## What you need to do
Below is a listing. Gather each line of it that contains "type".

## Data lines

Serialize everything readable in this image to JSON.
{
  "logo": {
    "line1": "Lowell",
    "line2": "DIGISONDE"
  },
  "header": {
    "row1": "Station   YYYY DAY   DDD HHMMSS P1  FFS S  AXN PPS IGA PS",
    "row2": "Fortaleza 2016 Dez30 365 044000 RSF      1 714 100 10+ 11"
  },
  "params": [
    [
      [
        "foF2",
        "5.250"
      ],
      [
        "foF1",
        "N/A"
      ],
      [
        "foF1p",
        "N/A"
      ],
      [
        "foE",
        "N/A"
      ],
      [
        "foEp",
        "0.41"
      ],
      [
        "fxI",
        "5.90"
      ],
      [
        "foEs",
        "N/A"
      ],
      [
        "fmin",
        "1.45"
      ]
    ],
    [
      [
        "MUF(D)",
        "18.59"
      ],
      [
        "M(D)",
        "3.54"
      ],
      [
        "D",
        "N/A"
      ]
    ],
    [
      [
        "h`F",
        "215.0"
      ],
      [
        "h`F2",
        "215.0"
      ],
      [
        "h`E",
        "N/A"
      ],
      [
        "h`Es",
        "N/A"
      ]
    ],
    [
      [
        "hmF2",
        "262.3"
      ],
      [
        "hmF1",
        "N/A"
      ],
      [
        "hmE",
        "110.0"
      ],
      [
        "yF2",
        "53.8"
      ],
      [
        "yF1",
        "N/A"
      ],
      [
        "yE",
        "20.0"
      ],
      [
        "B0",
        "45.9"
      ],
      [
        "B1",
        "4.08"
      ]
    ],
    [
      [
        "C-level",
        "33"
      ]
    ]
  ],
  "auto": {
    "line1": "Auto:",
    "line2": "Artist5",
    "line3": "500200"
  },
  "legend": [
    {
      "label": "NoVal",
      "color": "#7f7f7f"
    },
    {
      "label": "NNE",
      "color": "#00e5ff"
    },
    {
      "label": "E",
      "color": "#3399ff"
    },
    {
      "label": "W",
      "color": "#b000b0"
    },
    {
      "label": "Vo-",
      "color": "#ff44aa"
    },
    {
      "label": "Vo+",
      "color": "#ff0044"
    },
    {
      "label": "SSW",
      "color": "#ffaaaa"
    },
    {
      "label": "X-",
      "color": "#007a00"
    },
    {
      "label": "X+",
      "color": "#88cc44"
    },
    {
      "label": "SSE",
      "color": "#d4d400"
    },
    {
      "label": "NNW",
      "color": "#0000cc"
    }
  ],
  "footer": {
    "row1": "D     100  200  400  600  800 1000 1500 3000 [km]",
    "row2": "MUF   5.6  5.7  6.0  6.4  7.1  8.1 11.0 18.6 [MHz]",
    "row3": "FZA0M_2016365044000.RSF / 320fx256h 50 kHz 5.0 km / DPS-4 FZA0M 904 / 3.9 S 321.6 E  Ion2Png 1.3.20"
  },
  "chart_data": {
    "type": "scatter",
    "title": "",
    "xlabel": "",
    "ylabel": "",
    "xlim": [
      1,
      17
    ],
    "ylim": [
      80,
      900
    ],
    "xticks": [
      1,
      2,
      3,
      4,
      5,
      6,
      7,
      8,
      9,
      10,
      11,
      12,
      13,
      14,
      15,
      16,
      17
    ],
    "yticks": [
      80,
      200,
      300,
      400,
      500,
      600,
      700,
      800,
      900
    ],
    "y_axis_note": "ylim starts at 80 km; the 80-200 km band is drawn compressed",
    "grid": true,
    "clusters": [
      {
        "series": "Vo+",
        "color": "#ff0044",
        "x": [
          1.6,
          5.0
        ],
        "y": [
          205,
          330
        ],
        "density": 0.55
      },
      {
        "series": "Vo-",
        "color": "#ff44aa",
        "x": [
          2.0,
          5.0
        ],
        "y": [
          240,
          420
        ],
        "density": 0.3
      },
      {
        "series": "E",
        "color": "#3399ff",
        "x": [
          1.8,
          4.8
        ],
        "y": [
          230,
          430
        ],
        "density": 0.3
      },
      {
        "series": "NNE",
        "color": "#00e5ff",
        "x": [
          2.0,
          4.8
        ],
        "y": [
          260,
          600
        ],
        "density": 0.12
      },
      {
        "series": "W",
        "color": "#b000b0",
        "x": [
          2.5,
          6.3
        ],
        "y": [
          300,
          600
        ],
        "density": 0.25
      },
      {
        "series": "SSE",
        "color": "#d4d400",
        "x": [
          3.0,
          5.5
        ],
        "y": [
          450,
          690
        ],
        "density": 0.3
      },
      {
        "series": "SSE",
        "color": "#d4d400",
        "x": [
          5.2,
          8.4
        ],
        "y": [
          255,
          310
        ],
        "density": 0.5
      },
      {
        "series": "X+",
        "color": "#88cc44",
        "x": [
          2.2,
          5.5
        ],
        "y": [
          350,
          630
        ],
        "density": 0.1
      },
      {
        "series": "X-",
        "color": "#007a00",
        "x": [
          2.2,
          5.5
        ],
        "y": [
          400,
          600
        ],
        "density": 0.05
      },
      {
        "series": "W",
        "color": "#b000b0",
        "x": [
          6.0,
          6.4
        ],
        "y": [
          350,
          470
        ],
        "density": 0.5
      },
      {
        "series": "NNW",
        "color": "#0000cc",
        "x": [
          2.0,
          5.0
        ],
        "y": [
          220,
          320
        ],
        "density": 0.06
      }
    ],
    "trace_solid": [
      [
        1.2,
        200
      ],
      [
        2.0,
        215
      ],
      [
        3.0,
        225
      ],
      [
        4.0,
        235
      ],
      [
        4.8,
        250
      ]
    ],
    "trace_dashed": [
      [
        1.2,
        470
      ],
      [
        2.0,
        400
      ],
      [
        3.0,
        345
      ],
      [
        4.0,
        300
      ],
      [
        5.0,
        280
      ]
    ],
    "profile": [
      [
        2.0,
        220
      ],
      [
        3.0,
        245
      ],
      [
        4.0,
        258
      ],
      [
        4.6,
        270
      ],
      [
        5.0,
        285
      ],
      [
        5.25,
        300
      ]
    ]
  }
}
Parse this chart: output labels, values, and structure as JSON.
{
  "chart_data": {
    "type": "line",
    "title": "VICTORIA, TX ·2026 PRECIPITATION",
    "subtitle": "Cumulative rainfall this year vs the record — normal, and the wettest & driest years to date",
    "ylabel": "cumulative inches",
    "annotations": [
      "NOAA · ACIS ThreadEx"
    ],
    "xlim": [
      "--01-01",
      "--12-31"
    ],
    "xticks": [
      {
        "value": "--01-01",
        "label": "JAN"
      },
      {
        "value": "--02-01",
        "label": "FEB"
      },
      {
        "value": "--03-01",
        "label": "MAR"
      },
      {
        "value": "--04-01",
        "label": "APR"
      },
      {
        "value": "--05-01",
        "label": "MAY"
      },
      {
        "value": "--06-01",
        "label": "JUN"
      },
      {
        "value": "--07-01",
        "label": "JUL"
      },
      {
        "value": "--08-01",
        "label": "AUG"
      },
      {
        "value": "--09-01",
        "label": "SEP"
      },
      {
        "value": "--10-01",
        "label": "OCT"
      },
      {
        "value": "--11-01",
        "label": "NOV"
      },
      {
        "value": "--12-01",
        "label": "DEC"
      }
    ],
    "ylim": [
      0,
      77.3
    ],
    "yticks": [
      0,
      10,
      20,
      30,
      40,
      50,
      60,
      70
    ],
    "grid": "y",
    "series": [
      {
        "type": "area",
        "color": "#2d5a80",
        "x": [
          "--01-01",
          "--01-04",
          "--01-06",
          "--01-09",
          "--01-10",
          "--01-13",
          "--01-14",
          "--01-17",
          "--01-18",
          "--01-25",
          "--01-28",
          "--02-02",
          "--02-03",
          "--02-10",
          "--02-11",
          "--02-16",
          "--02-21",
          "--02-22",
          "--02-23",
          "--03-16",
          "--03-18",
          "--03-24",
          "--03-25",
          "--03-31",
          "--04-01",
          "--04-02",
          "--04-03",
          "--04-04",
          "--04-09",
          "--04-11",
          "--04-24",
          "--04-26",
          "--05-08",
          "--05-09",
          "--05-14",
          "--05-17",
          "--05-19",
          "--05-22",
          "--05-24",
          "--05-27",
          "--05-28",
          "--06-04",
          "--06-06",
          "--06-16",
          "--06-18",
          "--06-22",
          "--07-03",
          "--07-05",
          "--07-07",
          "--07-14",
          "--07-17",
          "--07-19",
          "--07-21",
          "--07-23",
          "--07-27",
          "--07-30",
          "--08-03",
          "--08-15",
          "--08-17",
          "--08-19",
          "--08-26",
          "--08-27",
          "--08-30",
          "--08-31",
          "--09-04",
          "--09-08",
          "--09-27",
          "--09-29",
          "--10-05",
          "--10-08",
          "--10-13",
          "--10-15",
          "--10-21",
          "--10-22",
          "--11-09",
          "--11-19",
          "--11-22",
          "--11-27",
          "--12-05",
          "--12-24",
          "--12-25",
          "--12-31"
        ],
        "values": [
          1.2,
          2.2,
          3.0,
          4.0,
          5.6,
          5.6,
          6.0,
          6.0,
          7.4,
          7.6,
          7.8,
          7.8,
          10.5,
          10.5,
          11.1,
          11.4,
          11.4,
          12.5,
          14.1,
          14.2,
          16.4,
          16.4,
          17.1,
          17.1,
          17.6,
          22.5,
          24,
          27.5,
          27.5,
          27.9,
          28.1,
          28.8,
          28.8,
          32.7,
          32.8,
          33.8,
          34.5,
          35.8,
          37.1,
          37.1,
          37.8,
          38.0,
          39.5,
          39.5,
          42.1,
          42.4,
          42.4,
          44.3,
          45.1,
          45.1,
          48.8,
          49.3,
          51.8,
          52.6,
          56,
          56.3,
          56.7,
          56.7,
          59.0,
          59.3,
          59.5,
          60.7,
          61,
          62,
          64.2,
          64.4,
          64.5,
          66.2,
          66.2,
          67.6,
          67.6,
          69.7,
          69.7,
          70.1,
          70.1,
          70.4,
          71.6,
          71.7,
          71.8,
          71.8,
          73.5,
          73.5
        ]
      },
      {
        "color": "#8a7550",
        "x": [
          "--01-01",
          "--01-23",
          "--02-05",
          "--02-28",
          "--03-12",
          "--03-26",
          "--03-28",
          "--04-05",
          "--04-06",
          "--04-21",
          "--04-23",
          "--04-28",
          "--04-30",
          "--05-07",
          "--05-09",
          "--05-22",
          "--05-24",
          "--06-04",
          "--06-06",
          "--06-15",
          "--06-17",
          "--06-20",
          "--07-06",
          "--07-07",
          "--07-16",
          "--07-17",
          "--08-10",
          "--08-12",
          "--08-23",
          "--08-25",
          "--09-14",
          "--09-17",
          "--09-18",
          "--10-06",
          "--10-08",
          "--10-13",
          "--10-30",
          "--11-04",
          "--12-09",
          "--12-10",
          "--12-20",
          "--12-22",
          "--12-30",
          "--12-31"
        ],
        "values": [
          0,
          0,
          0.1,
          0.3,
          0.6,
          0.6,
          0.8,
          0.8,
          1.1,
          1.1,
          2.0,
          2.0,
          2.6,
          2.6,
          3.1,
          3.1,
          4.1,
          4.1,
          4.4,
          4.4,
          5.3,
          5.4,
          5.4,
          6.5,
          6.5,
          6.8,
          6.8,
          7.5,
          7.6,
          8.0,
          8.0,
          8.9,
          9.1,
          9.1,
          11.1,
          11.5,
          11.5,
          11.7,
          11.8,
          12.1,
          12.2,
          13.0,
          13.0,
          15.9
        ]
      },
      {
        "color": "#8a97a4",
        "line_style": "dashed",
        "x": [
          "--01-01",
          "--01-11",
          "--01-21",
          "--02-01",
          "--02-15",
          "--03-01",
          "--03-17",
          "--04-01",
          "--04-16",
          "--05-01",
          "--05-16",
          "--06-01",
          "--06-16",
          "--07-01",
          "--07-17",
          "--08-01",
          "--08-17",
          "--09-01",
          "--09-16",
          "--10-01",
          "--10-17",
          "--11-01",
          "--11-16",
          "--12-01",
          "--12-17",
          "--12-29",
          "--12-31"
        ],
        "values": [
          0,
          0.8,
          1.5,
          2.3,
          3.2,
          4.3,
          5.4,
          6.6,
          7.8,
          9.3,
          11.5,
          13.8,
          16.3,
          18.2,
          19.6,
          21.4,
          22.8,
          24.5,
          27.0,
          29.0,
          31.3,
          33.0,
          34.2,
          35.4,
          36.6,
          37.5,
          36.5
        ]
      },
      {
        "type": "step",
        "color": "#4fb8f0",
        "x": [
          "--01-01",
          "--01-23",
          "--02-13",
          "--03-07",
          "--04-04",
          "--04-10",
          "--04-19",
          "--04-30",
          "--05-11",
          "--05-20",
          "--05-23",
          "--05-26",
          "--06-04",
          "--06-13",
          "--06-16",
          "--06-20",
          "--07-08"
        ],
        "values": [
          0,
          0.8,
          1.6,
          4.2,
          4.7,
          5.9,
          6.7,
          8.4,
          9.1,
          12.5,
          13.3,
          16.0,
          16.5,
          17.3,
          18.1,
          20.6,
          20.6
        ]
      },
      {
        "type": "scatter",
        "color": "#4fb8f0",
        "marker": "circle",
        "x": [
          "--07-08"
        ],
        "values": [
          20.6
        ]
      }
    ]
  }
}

## Answer to this problem
    "type": "scatter",
    "type": "line",
        "type": "area",
        "type": "step",
        "type": "scatter",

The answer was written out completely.